▶ [EXERCISE PROMPT]: When a picture appears among the records, leave it out, and copy all else exactly.

▶ [EXCERPTED DATA]:
---+---
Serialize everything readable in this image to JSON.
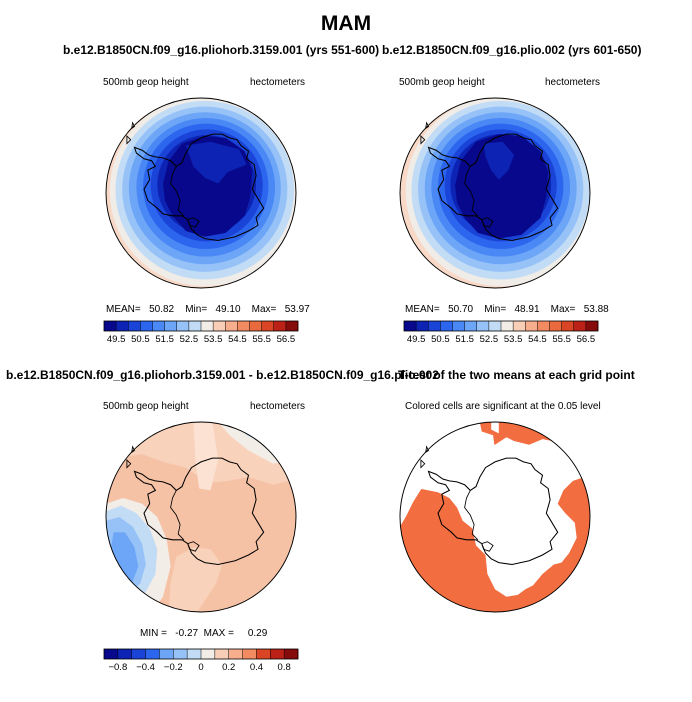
{
  "main_title": "MAM",
  "colors": {
    "coast": "#000000",
    "diff_bg": "#f7c2a6",
    "signif_fill": "#f26d3f"
  },
  "panels": [
    {
      "title": "b.e12.B1850CN.f09_g16.pliohorb.3159.001 (yrs 551-600)",
      "left_label": "500mb geop height",
      "right_label": "hectometers",
      "stats_label": "MEAN=   50.82    Min=   49.10    Max=   53.97"
    },
    {
      "title": "b.e12.B1850CN.f09_g16.plio.002 (yrs 601-650)",
      "left_label": "500mb geop height",
      "right_label": "hectometers",
      "stats_label": "MEAN=   50.70    Min=   48.91    Max=   53.88"
    },
    {
      "title": "b.e12.B1850CN.f09_g16.pliohorb.3159.001 - b.e12.B1850CN.f09_g16.plio.002",
      "left_label": "500mb geop height",
      "right_label": "hectometers",
      "stats_label": "MIN =   -0.27  MAX =     0.29"
    },
    {
      "title": "T-test of the two means at each grid point",
      "left_label": "Colored cells are significant at the 0.05 level"
    }
  ],
  "chart_data": [
    {
      "type": "heatmap",
      "title": "b.e12.B1850CN.f09_g16.pliohorb.3159.001 (yrs 551-600)",
      "variable": "500mb geop height",
      "units": "hectometers",
      "projection": "south polar stereographic",
      "mean": 50.82,
      "min": 49.1,
      "max": 53.97,
      "colorbar_levels": [
        49.5,
        50,
        50.5,
        51,
        51.5,
        52,
        52.5,
        53,
        53.5,
        54,
        54.5,
        55,
        55.5,
        56,
        56.5
      ],
      "colorbar_tick_labels": [
        "49.5",
        "50.5",
        "51.5",
        "52.5",
        "53.5",
        "54.5",
        "55.5",
        "56.5"
      ],
      "colorbar_colors": [
        "#08088c",
        "#0d23b4",
        "#1a44d8",
        "#2c66ee",
        "#4a88f5",
        "#6ea6f7",
        "#97c2f8",
        "#c2dcf6",
        "#f3ede7",
        "#f8ceb7",
        "#f6ae8c",
        "#f38b62",
        "#ea6a3e",
        "#d94525",
        "#bb2116",
        "#860b0b"
      ]
    },
    {
      "type": "heatmap",
      "title": "b.e12.B1850CN.f09_g16.plio.002 (yrs 601-650)",
      "variable": "500mb geop height",
      "units": "hectometers",
      "projection": "south polar stereographic",
      "mean": 50.7,
      "min": 48.91,
      "max": 53.88,
      "colorbar_levels": [
        49.5,
        50,
        50.5,
        51,
        51.5,
        52,
        52.5,
        53,
        53.5,
        54,
        54.5,
        55,
        55.5,
        56,
        56.5
      ],
      "colorbar_tick_labels": [
        "49.5",
        "50.5",
        "51.5",
        "52.5",
        "53.5",
        "54.5",
        "55.5",
        "56.5"
      ],
      "colorbar_colors": [
        "#08088c",
        "#0d23b4",
        "#1a44d8",
        "#2c66ee",
        "#4a88f5",
        "#6ea6f7",
        "#97c2f8",
        "#c2dcf6",
        "#f3ede7",
        "#f8ceb7",
        "#f6ae8c",
        "#f38b62",
        "#ea6a3e",
        "#d94525",
        "#bb2116",
        "#860b0b"
      ]
    },
    {
      "type": "heatmap",
      "title": "b.e12.B1850CN.f09_g16.pliohorb.3159.001 - b.e12.B1850CN.f09_g16.plio.002",
      "variable": "500mb geop height",
      "units": "hectometers",
      "projection": "south polar stereographic",
      "min": -0.27,
      "max": 0.29,
      "colorbar_levels": [
        -0.8,
        -0.6,
        -0.4,
        -0.3,
        -0.2,
        -0.1,
        0,
        0.1,
        0.2,
        0.3,
        0.4,
        0.6,
        0.8
      ],
      "colorbar_tick_labels": [
        "-0.8",
        "-0.4",
        "-0.2",
        "0",
        "0.2",
        "0.4",
        "0.8"
      ],
      "colorbar_colors": [
        "#08088c",
        "#0d23b4",
        "#1a44d8",
        "#2c66ee",
        "#6ea6f7",
        "#97c2f8",
        "#c2dcf6",
        "#f3ede7",
        "#f8ceb7",
        "#f6ae8c",
        "#f38b62",
        "#d94525",
        "#bb2116",
        "#860b0b"
      ]
    },
    {
      "type": "heatmap",
      "title": "T-test of the two means at each grid point",
      "note": "Colored cells are significant at the 0.05 level",
      "significance_level": 0.05,
      "projection": "south polar stereographic"
    }
  ]
}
---+---
▶ [ANSWER TO THE EXERCISE]:
Serialize everything readable in this image to JSON.
{
  "main_title": "MAM",
  "colors": {
    "coast": "#000000",
    "diff_bg": "#f7c2a6",
    "signif_fill": "#f26d3f"
  },
  "panels": [
    {
      "title": "b.e12.B1850CN.f09_g16.pliohorb.3159.001 (yrs 551-600)",
      "left_label": "500mb geop height",
      "right_label": "hectometers",
      "stats_label": "MEAN=   50.82    Min=   49.10    Max=   53.97"
    },
    {
      "title": "b.e12.B1850CN.f09_g16.plio.002 (yrs 601-650)",
      "left_label": "500mb geop height",
      "right_label": "hectometers",
      "stats_label": "MEAN=   50.70    Min=   48.91    Max=   53.88"
    },
    {
      "title": "b.e12.B1850CN.f09_g16.pliohorb.3159.001 - b.e12.B1850CN.f09_g16.plio.002",
      "left_label": "500mb geop height",
      "right_label": "hectometers",
      "stats_label": "MIN =   -0.27  MAX =     0.29"
    },
    {
      "title": "T-test of the two means at each grid point",
      "left_label": "Colored cells are significant at the 0.05 level"
    }
  ],
  "chart_data": [
    {
      "type": "heatmap",
      "title": "b.e12.B1850CN.f09_g16.pliohorb.3159.001 (yrs 551-600)",
      "variable": "500mb geop height",
      "units": "hectometers",
      "projection": "south polar stereographic",
      "mean": 50.82,
      "min": 49.1,
      "max": 53.97,
      "colorbar_levels": [
        49.5,
        50,
        50.5,
        51,
        51.5,
        52,
        52.5,
        53,
        53.5,
        54,
        54.5,
        55,
        55.5,
        56,
        56.5
      ],
      "colorbar_tick_labels": [
        "49.5",
        "50.5",
        "51.5",
        "52.5",
        "53.5",
        "54.5",
        "55.5",
        "56.5"
      ],
      "colorbar_colors": [
        "#08088c",
        "#0d23b4",
        "#1a44d8",
        "#2c66ee",
        "#4a88f5",
        "#6ea6f7",
        "#97c2f8",
        "#c2dcf6",
        "#f3ede7",
        "#f8ceb7",
        "#f6ae8c",
        "#f38b62",
        "#ea6a3e",
        "#d94525",
        "#bb2116",
        "#860b0b"
      ]
    },
    {
      "type": "heatmap",
      "title": "b.e12.B1850CN.f09_g16.plio.002 (yrs 601-650)",
      "variable": "500mb geop height",
      "units": "hectometers",
      "projection": "south polar stereographic",
      "mean": 50.7,
      "min": 48.91,
      "max": 53.88,
      "colorbar_levels": [
        49.5,
        50,
        50.5,
        51,
        51.5,
        52,
        52.5,
        53,
        53.5,
        54,
        54.5,
        55,
        55.5,
        56,
        56.5
      ],
      "colorbar_tick_labels": [
        "49.5",
        "50.5",
        "51.5",
        "52.5",
        "53.5",
        "54.5",
        "55.5",
        "56.5"
      ],
      "colorbar_colors": [
        "#08088c",
        "#0d23b4",
        "#1a44d8",
        "#2c66ee",
        "#4a88f5",
        "#6ea6f7",
        "#97c2f8",
        "#c2dcf6",
        "#f3ede7",
        "#f8ceb7",
        "#f6ae8c",
        "#f38b62",
        "#ea6a3e",
        "#d94525",
        "#bb2116",
        "#860b0b"
      ]
    },
    {
      "type": "heatmap",
      "title": "b.e12.B1850CN.f09_g16.pliohorb.3159.001 - b.e12.B1850CN.f09_g16.plio.002",
      "variable": "500mb geop height",
      "units": "hectometers",
      "projection": "south polar stereographic",
      "min": -0.27,
      "max": 0.29,
      "colorbar_levels": [
        -0.8,
        -0.6,
        -0.4,
        -0.3,
        -0.2,
        -0.1,
        0,
        0.1,
        0.2,
        0.3,
        0.4,
        0.6,
        0.8
      ],
      "colorbar_tick_labels": [
        "-0.8",
        "-0.4",
        "-0.2",
        "0",
        "0.2",
        "0.4",
        "0.8"
      ],
      "colorbar_colors": [
        "#08088c",
        "#0d23b4",
        "#1a44d8",
        "#2c66ee",
        "#6ea6f7",
        "#97c2f8",
        "#c2dcf6",
        "#f3ede7",
        "#f8ceb7",
        "#f6ae8c",
        "#f38b62",
        "#d94525",
        "#bb2116",
        "#860b0b"
      ]
    },
    {
      "type": "heatmap",
      "title": "T-test of the two means at each grid point",
      "note": "Colored cells are significant at the 0.05 level",
      "significance_level": 0.05,
      "projection": "south polar stereographic"
    }
  ]
}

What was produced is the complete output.